Problem statement>
Take the line that contains "Give me the" as the first and the last line of the material as the final one; set down exactly the lines in that span.
___
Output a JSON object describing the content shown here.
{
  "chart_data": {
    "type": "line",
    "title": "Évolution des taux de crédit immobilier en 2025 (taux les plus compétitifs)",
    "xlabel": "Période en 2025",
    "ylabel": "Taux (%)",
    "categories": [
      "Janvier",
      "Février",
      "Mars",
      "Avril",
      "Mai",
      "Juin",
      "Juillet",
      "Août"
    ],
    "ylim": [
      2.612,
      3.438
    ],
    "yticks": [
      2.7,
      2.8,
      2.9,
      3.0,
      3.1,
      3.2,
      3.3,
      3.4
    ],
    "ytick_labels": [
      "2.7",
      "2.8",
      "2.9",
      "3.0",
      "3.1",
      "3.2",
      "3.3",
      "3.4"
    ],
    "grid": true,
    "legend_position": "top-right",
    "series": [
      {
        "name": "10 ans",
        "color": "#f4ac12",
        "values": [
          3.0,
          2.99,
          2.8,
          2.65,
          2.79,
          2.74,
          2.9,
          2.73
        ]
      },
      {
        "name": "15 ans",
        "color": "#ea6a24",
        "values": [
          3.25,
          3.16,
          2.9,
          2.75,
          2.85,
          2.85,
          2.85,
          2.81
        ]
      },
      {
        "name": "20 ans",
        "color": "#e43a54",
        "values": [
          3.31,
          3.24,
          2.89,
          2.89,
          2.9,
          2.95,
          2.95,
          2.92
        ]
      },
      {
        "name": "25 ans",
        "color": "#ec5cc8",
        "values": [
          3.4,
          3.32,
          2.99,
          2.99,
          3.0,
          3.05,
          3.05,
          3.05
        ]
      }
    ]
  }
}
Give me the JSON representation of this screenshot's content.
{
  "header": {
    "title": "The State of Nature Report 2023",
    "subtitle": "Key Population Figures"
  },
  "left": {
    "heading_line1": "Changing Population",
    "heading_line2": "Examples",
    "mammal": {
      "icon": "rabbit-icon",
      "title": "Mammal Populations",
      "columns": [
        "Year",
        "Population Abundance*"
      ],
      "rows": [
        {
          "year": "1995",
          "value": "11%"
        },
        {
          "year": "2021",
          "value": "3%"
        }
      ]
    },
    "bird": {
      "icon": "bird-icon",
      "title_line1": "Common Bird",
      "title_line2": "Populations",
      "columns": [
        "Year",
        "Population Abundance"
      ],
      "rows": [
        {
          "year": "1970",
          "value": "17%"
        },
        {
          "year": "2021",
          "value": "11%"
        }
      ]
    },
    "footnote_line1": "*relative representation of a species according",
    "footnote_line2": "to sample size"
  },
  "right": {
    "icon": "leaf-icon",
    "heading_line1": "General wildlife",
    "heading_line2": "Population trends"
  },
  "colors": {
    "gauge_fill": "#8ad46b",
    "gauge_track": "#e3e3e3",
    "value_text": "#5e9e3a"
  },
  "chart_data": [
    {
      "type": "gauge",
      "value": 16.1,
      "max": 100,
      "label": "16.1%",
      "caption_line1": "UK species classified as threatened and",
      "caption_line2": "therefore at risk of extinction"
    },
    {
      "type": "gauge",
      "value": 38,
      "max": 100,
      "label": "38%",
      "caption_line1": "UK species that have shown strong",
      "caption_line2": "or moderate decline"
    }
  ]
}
___
Answer to this task>
Give me the JSON representation of this screenshot's content.
{
  "header": {
    "title": "The State of Nature Report 2023",
    "subtitle": "Key Population Figures"
  },
  "left": {
    "heading_line1": "Changing Population",
    "heading_line2": "Examples",
    "mammal": {
      "icon": "rabbit-icon",
      "title": "Mammal Populations",
      "columns": [
        "Year",
        "Population Abundance*"
      ],
      "rows": [
        {
          "year": "1995",
          "value": "11%"
        },
        {
          "year": "2021",
          "value": "3%"
        }
      ]
    },
    "bird": {
      "icon": "bird-icon",
      "title_line1": "Common Bird",
      "title_line2": "Populations",
      "columns": [
        "Year",
        "Population Abundance"
      ],
      "rows": [
        {
          "year": "1970",
          "value": "17%"
        },
        {
          "year": "2021",
          "value": "11%"
        }
      ]
    },
    "footnote_line1": "*relative representation of a species according",
    "footnote_line2": "to sample size"
  },
  "right": {
    "icon": "leaf-icon",
    "heading_line1": "General wildlife",
    "heading_line2": "Population trends"
  },
  "colors": {
    "gauge_fill": "#8ad46b",
    "gauge_track": "#e3e3e3",
    "value_text": "#5e9e3a"
  },
  "chart_data": [
    {
      "type": "gauge",
      "value": 16.1,
      "max": 100,
      "label": "16.1%",
      "caption_line1": "UK species classified as threatened and",
      "caption_line2": "therefore at risk of extinction"
    },
    {
      "type": "gauge",
      "value": 38,
      "max": 100,
      "label": "38%",
      "caption_line1": "UK species that have shown strong",
      "caption_line2": "or moderate decline"
    }
  ]
}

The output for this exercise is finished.